## Exercise task:
Write out every entry exactly as it appears.

## Data listing:
☆ ☆ ☆ ☆ ☆ ☆ ☆
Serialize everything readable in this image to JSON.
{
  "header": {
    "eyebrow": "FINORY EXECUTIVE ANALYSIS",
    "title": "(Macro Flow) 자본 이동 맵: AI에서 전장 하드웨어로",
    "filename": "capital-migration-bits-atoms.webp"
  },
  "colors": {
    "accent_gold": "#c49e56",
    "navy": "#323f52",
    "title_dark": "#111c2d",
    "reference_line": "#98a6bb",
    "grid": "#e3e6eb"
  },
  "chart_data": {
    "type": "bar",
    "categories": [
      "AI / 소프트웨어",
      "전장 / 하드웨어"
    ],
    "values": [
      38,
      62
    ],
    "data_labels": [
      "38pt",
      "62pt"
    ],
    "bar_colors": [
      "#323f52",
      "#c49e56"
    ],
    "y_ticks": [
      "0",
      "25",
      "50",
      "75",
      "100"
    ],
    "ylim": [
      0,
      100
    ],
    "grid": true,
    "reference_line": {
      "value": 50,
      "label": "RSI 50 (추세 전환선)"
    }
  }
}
☆ ☆ ☆ ☆ ☆ ☆ ☆
## Exercise solution:
Serialize everything readable in this image to JSON.
{
  "header": {
    "eyebrow": "FINORY EXECUTIVE ANALYSIS",
    "title": "(Macro Flow) 자본 이동 맵: AI에서 전장 하드웨어로",
    "filename": "capital-migration-bits-atoms.webp"
  },
  "colors": {
    "accent_gold": "#c49e56",
    "navy": "#323f52",
    "title_dark": "#111c2d",
    "reference_line": "#98a6bb",
    "grid": "#e3e6eb"
  },
  "chart_data": {
    "type": "bar",
    "categories": [
      "AI / 소프트웨어",
      "전장 / 하드웨어"
    ],
    "values": [
      38,
      62
    ],
    "data_labels": [
      "38pt",
      "62pt"
    ],
    "bar_colors": [
      "#323f52",
      "#c49e56"
    ],
    "y_ticks": [
      "0",
      "25",
      "50",
      "75",
      "100"
    ],
    "ylim": [
      0,
      100
    ],
    "grid": true,
    "reference_line": {
      "value": 50,
      "label": "RSI 50 (추세 전환선)"
    }
  }
}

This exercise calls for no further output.